Problem:
Write every record out again exactly as given.

** Start Records for the task **

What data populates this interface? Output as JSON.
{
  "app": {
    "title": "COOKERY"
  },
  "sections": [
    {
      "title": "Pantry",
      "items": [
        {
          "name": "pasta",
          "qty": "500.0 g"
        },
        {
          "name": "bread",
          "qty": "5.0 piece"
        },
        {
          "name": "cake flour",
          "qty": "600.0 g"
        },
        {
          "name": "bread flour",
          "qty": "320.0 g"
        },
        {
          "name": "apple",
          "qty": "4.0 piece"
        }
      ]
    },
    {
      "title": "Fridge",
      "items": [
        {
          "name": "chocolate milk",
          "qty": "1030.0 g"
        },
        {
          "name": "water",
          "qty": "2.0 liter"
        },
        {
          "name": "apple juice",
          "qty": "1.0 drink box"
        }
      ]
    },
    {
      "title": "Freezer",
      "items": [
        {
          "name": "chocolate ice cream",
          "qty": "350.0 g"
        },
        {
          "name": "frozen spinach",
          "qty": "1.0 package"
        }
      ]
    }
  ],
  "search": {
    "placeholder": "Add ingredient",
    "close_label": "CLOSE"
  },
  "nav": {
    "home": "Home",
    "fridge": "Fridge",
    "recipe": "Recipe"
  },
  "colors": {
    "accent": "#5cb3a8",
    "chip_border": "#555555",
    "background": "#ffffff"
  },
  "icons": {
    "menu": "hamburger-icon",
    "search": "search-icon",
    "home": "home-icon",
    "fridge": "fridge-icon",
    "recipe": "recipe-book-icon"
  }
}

** End Records for the task **

Solution:
What data populates this interface? Output as JSON.
{
  "app": {
    "title": "COOKERY"
  },
  "sections": [
    {
      "title": "Pantry",
      "items": [
        {
          "name": "pasta",
          "qty": "500.0 g"
        },
        {
          "name": "bread",
          "qty": "5.0 piece"
        },
        {
          "name": "cake flour",
          "qty": "600.0 g"
        },
        {
          "name": "bread flour",
          "qty": "320.0 g"
        },
        {
          "name": "apple",
          "qty": "4.0 piece"
        }
      ]
    },
    {
      "title": "Fridge",
      "items": [
        {
          "name": "chocolate milk",
          "qty": "1030.0 g"
        },
        {
          "name": "water",
          "qty": "2.0 liter"
        },
        {
          "name": "apple juice",
          "qty": "1.0 drink box"
        }
      ]
    },
    {
      "title": "Freezer",
      "items": [
        {
          "name": "chocolate ice cream",
          "qty": "350.0 g"
        },
        {
          "name": "frozen spinach",
          "qty": "1.0 package"
        }
      ]
    }
  ],
  "search": {
    "placeholder": "Add ingredient",
    "close_label": "CLOSE"
  },
  "nav": {
    "home": "Home",
    "fridge": "Fridge",
    "recipe": "Recipe"
  },
  "colors": {
    "accent": "#5cb3a8",
    "chip_border": "#555555",
    "background": "#ffffff"
  },
  "icons": {
    "menu": "hamburger-icon",
    "search": "search-icon",
    "home": "home-icon",
    "fridge": "fridge-icon",
    "recipe": "recipe-book-icon"
  }
}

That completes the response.